■ **WORK INSTRUCTIONS**
Update the rows below by replacing "row-label" with "field-label" wherever it occurs, leaving all other text unchanged.

══ DATASET RECORDS

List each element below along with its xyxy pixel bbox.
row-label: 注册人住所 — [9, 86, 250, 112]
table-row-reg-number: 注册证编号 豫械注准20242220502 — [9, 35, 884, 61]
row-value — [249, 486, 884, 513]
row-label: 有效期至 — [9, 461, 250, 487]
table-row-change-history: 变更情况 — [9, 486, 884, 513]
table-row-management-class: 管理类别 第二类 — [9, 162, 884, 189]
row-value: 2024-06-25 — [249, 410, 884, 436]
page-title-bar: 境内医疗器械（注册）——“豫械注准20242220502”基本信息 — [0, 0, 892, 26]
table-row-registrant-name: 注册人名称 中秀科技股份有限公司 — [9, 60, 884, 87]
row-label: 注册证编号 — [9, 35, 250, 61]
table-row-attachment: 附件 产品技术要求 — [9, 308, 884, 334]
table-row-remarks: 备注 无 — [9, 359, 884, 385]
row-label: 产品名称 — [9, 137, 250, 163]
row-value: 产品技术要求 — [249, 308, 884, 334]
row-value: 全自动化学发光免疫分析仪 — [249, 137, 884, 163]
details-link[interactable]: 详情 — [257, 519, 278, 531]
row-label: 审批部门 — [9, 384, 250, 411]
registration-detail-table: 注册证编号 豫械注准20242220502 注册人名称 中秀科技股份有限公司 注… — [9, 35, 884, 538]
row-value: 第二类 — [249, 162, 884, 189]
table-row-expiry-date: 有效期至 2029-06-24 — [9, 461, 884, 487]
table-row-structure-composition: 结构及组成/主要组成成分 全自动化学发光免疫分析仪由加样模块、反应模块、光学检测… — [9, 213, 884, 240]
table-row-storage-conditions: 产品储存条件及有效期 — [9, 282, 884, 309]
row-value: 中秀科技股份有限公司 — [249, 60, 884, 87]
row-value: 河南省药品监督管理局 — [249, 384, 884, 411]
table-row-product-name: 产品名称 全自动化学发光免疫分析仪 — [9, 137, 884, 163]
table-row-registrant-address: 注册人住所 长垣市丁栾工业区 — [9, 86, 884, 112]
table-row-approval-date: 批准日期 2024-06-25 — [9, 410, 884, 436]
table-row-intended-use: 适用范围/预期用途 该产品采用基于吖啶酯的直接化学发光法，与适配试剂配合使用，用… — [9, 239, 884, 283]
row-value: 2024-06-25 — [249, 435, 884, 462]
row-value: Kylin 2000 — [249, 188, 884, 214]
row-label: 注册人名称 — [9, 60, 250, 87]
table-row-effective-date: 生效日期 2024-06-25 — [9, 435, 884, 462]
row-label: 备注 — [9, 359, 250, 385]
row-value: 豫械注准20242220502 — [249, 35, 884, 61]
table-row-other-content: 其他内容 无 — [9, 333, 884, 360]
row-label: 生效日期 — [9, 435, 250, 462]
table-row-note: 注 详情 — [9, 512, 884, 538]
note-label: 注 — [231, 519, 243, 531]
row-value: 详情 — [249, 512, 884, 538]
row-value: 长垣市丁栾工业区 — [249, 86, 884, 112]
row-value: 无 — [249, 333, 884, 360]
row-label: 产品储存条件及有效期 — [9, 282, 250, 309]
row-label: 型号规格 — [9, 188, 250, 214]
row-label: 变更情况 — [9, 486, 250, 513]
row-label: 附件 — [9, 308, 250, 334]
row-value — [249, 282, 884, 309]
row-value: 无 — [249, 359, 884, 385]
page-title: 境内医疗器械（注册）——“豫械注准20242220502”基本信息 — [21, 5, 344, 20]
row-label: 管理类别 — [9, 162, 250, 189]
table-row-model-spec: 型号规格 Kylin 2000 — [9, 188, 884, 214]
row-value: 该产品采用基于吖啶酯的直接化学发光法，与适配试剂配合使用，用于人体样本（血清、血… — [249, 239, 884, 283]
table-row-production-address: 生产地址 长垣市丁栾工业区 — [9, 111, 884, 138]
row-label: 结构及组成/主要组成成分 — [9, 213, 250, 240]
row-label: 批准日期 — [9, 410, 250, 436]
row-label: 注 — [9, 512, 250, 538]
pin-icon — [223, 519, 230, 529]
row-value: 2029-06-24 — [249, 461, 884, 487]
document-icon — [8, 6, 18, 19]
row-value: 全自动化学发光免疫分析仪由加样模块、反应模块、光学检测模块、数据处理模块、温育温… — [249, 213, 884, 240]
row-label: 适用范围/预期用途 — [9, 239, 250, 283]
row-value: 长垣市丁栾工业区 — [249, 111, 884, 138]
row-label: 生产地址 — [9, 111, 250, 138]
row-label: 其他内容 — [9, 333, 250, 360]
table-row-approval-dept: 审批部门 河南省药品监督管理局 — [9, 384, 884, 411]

════

■ **OUTPUT**
List each element below along with its xyxy pixel bbox.
field-label: 注册人住所 — [9, 86, 250, 112]
table-row-reg-number: 注册证编号 豫械注准20242220502 — [9, 35, 884, 61]
row-value — [249, 486, 884, 513]
field-label: 有效期至 — [9, 461, 250, 487]
table-row-change-history: 变更情况 — [9, 486, 884, 513]
table-row-management-class: 管理类别 第二类 — [9, 162, 884, 189]
row-value: 2024-06-25 — [249, 410, 884, 436]
page-title-bar: 境内医疗器械（注册）——“豫械注准20242220502”基本信息 — [0, 0, 892, 26]
table-row-registrant-name: 注册人名称 中秀科技股份有限公司 — [9, 60, 884, 87]
field-label: 注册证编号 — [9, 35, 250, 61]
table-row-attachment: 附件 产品技术要求 — [9, 308, 884, 334]
table-row-remarks: 备注 无 — [9, 359, 884, 385]
field-label: 产品名称 — [9, 137, 250, 163]
row-value: 产品技术要求 — [249, 308, 884, 334]
row-value: 全自动化学发光免疫分析仪 — [249, 137, 884, 163]
details-link[interactable]: 详情 — [257, 519, 278, 531]
field-label: 审批部门 — [9, 384, 250, 411]
registration-detail-table: 注册证编号 豫械注准20242220502 注册人名称 中秀科技股份有限公司 注… — [9, 35, 884, 538]
row-value: 第二类 — [249, 162, 884, 189]
table-row-expiry-date: 有效期至 2029-06-24 — [9, 461, 884, 487]
table-row-structure-composition: 结构及组成/主要组成成分 全自动化学发光免疫分析仪由加样模块、反应模块、光学检测… — [9, 213, 884, 240]
table-row-storage-conditions: 产品储存条件及有效期 — [9, 282, 884, 309]
row-value: 中秀科技股份有限公司 — [249, 60, 884, 87]
row-value: 河南省药品监督管理局 — [249, 384, 884, 411]
table-row-product-name: 产品名称 全自动化学发光免疫分析仪 — [9, 137, 884, 163]
table-row-registrant-address: 注册人住所 长垣市丁栾工业区 — [9, 86, 884, 112]
table-row-approval-date: 批准日期 2024-06-25 — [9, 410, 884, 436]
table-row-intended-use: 适用范围/预期用途 该产品采用基于吖啶酯的直接化学发光法，与适配试剂配合使用，用… — [9, 239, 884, 283]
row-value: 2024-06-25 — [249, 435, 884, 462]
row-value: Kylin 2000 — [249, 188, 884, 214]
field-label: 注册人名称 — [9, 60, 250, 87]
table-row-effective-date: 生效日期 2024-06-25 — [9, 435, 884, 462]
field-label: 备注 — [9, 359, 250, 385]
row-value: 豫械注准20242220502 — [249, 35, 884, 61]
table-row-other-content: 其他内容 无 — [9, 333, 884, 360]
field-label: 生效日期 — [9, 435, 250, 462]
table-row-note: 注 详情 — [9, 512, 884, 538]
note-label: 注 — [231, 519, 243, 531]
row-value: 详情 — [249, 512, 884, 538]
row-value: 长垣市丁栾工业区 — [249, 86, 884, 112]
row-value: 无 — [249, 333, 884, 360]
field-label: 产品储存条件及有效期 — [9, 282, 250, 309]
field-label: 型号规格 — [9, 188, 250, 214]
field-label: 变更情况 — [9, 486, 250, 513]
field-label: 附件 — [9, 308, 250, 334]
row-value — [249, 282, 884, 309]
row-value: 无 — [249, 359, 884, 385]
page-title: 境内医疗器械（注册）——“豫械注准20242220502”基本信息 — [21, 5, 344, 20]
field-label: 管理类别 — [9, 162, 250, 189]
table-row-model-spec: 型号规格 Kylin 2000 — [9, 188, 884, 214]
row-value: 该产品采用基于吖啶酯的直接化学发光法，与适配试剂配合使用，用于人体样本（血清、血… — [249, 239, 884, 283]
table-row-production-address: 生产地址 长垣市丁栾工业区 — [9, 111, 884, 138]
field-label: 结构及组成/主要组成成分 — [9, 213, 250, 240]
field-label: 批准日期 — [9, 410, 250, 436]
field-label: 注 — [9, 512, 250, 538]
pin-icon — [223, 519, 230, 529]
row-value: 2029-06-24 — [249, 461, 884, 487]
document-icon — [8, 6, 18, 19]
row-value: 全自动化学发光免疫分析仪由加样模块、反应模块、光学检测模块、数据处理模块、温育温… — [249, 213, 884, 240]
field-label: 适用范围/预期用途 — [9, 239, 250, 283]
row-value: 长垣市丁栾工业区 — [249, 111, 884, 138]
field-label: 生产地址 — [9, 111, 250, 138]
field-label: 其他内容 — [9, 333, 250, 360]
table-row-approval-dept: 审批部门 河南省药品监督管理局 — [9, 384, 884, 411]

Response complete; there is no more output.